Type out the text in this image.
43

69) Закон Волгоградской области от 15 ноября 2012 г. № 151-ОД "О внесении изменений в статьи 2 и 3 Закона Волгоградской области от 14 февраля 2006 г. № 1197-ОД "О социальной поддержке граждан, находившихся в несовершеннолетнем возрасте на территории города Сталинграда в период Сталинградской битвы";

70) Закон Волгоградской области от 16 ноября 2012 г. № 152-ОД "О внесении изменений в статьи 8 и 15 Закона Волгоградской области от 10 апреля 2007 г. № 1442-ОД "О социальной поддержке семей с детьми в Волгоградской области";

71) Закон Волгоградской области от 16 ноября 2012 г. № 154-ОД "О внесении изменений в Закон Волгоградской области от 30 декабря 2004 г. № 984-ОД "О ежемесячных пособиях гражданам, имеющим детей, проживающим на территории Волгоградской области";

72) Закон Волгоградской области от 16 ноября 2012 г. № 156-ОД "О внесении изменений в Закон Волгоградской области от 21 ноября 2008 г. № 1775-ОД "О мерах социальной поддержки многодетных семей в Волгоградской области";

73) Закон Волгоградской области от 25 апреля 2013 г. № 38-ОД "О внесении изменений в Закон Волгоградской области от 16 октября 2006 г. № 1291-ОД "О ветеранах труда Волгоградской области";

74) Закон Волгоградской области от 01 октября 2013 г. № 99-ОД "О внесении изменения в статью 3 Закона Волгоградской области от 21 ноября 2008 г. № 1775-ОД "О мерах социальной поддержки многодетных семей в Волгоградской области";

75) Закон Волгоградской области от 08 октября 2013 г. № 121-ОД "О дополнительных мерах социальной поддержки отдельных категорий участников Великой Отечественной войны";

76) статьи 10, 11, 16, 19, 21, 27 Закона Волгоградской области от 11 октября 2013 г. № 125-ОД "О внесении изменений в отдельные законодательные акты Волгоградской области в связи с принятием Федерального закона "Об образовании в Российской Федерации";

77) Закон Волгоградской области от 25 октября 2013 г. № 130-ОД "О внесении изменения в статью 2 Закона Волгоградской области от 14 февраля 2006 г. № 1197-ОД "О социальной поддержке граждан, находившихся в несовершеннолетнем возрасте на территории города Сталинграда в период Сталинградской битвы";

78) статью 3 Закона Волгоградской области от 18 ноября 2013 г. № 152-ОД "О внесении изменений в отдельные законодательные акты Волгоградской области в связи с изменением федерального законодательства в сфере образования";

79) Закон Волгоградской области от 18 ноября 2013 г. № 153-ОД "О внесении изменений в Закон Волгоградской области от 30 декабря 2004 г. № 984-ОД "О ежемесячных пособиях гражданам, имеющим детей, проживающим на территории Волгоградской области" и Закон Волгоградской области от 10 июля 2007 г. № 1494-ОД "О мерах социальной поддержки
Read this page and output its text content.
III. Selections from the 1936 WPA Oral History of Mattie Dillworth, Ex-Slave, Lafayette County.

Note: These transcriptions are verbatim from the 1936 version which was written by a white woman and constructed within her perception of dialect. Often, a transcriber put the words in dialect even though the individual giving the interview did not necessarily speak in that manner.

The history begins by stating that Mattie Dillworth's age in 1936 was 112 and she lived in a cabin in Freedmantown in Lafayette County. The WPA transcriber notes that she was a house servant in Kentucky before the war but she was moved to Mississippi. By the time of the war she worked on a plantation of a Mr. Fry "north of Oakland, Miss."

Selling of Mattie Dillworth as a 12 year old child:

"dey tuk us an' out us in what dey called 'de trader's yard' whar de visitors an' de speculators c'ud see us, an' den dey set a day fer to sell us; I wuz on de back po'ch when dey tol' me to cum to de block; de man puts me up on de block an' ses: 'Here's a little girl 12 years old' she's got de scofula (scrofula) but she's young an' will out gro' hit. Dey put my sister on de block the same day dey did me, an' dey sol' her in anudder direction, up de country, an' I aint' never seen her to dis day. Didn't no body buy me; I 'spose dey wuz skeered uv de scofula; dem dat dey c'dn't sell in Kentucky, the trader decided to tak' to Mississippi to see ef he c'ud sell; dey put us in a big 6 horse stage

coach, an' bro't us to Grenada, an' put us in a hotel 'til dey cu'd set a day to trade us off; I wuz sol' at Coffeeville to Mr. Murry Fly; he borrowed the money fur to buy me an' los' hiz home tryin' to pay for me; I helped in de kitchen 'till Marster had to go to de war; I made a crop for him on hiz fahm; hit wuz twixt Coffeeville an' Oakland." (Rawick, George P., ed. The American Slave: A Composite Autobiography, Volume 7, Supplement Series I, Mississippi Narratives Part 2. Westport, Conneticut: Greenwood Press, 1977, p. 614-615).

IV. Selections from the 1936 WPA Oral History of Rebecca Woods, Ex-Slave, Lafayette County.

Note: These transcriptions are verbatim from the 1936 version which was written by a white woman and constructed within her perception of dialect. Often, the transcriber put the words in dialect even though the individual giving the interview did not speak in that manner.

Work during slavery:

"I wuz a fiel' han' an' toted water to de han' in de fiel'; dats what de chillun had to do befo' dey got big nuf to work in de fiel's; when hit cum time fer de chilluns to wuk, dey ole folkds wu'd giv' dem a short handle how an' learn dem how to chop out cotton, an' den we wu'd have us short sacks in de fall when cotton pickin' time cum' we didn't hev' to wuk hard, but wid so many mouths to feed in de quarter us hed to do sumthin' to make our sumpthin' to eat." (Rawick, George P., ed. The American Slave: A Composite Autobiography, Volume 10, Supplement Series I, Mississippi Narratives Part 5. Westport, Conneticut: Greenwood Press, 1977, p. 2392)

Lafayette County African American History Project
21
----------
_Set problem_
Please reproduce all of the entries exactly as they stand.

_Full response_
Type out the text in this image.
43

69) Закон Волгоградской области от 15 ноября 2012 г. № 151-ОД "О внесении изменений в статьи 2 и 3 Закона Волгоградской области от 14 февраля 2006 г. № 1197-ОД "О социальной поддержке граждан, находившихся в несовершеннолетнем возрасте на территории города Сталинграда в период Сталинградской битвы";

70) Закон Волгоградской области от 16 ноября 2012 г. № 152-ОД "О внесении изменений в статьи 8 и 15 Закона Волгоградской области от 10 апреля 2007 г. № 1442-ОД "О социальной поддержке семей с детьми в Волгоградской области";

71) Закон Волгоградской области от 16 ноября 2012 г. № 154-ОД "О внесении изменений в Закон Волгоградской области от 30 декабря 2004 г. № 984-ОД "О ежемесячных пособиях гражданам, имеющим детей, проживающим на территории Волгоградской области";

72) Закон Волгоградской области от 16 ноября 2012 г. № 156-ОД "О внесении изменений в Закон Волгоградской области от 21 ноября 2008 г. № 1775-ОД "О мерах социальной поддержки многодетных семей в Волгоградской области";

73) Закон Волгоградской области от 25 апреля 2013 г. № 38-ОД "О внесении изменений в Закон Волгоградской области от 16 октября 2006 г. № 1291-ОД "О ветеранах труда Волгоградской области";

74) Закон Волгоградской области от 01 октября 2013 г. № 99-ОД "О внесении изменения в статью 3 Закона Волгоградской области от 21 ноября 2008 г. № 1775-ОД "О мерах социальной поддержки многодетных семей в Волгоградской области";

75) Закон Волгоградской области от 08 октября 2013 г. № 121-ОД "О дополнительных мерах социальной поддержки отдельных категорий участников Великой Отечественной войны";

76) статьи 10, 11, 16, 19, 21, 27 Закона Волгоградской области от 11 октября 2013 г. № 125-ОД "О внесении изменений в отдельные законодательные акты Волгоградской области в связи с принятием Федерального закона "Об образовании в Российской Федерации";

77) Закон Волгоградской области от 25 октября 2013 г. № 130-ОД "О внесении изменения в статью 2 Закона Волгоградской области от 14 февраля 2006 г. № 1197-ОД "О социальной поддержке граждан, находившихся в несовершеннолетнем возрасте на территории города Сталинграда в период Сталинградской битвы";

78) статью 3 Закона Волгоградской области от 18 ноября 2013 г. № 152-ОД "О внесении изменений в отдельные законодательные акты Волгоградской области в связи с изменением федерального законодательства в сфере образования";

79) Закон Волгоградской области от 18 ноября 2013 г. № 153-ОД "О внесении изменений в Закон Волгоградской области от 30 декабря 2004 г. № 984-ОД "О ежемесячных пособиях гражданам, имеющим детей, проживающим на территории Волгоградской области" и Закон Волгоградской области от 10 июля 2007 г. № 1494-ОД "О мерах социальной поддержки
Read this page and output its text content.
III. Selections from the 1936 WPA Oral History of Mattie Dillworth, Ex-Slave, Lafayette County.

Note: These transcriptions are verbatim from the 1936 version which was written by a white woman and constructed within her perception of dialect. Often, a transcriber put the words in dialect even though the individual giving the interview did not necessarily speak in that manner.

The history begins by stating that Mattie Dillworth's age in 1936 was 112 and she lived in a cabin in Freedmantown in Lafayette County. The WPA transcriber notes that she was a house servant in Kentucky before the war but she was moved to Mississippi. By the time of the war she worked on a plantation of a Mr. Fry "north of Oakland, Miss."

Selling of Mattie Dillworth as a 12 year old child:

"dey tuk us an' out us in what dey called 'de trader's yard' whar de visitors an' de speculators c'ud see us, an' den dey set a day fer to sell us; I wuz on de back po'ch when dey tol' me to cum to de block; de man puts me up on de block an' ses: 'Here's a little girl 12 years old' she's got de scofula (scrofula) but she's young an' will out gro' hit. Dey put my sister on de block the same day dey did me, an' dey sol' her in anudder direction, up de country, an' I aint' never seen her to dis day. Didn't no body buy me; I 'spose dey wuz skeered uv de scofula; dem dat dey c'dn't sell in Kentucky, the trader decided to tak' to Mississippi to see ef he c'ud sell; dey put us in a big 6 horse stage

coach, an' bro't us to Grenada, an' put us in a hotel 'til dey cu'd set a day to trade us off; I wuz sol' at Coffeeville to Mr. Murry Fly; he borrowed the money fur to buy me an' los' hiz home tryin' to pay for me; I helped in de kitchen 'till Marster had to go to de war; I made a crop for him on hiz fahm; hit wuz twixt Coffeeville an' Oakland." (Rawick, George P., ed. The American Slave: A Composite Autobiography, Volume 7, Supplement Series I, Mississippi Narratives Part 2. Westport, Conneticut: Greenwood Press, 1977, p. 614-615).

IV. Selections from the 1936 WPA Oral History of Rebecca Woods, Ex-Slave, Lafayette County.

Note: These transcriptions are verbatim from the 1936 version which was written by a white woman and constructed within her perception of dialect. Often, the transcriber put the words in dialect even though the individual giving the interview did not speak in that manner.

Work during slavery:

"I wuz a fiel' han' an' toted water to de han' in de fiel'; dats what de chillun had to do befo' dey got big nuf to work in de fiel's; when hit cum time fer de chilluns to wuk, dey ole folkds wu'd giv' dem a short handle how an' learn dem how to chop out cotton, an' den we wu'd have us short sacks in de fall when cotton pickin' time cum' we didn't hev' to wuk hard, but wid so many mouths to feed in de quarter us hed to do sumthin' to make our sumpthin' to eat." (Rawick, George P., ed. The American Slave: A Composite Autobiography, Volume 10, Supplement Series I, Mississippi Narratives Part 5. Westport, Conneticut: Greenwood Press, 1977, p. 2392)

Lafayette County African American History Project
21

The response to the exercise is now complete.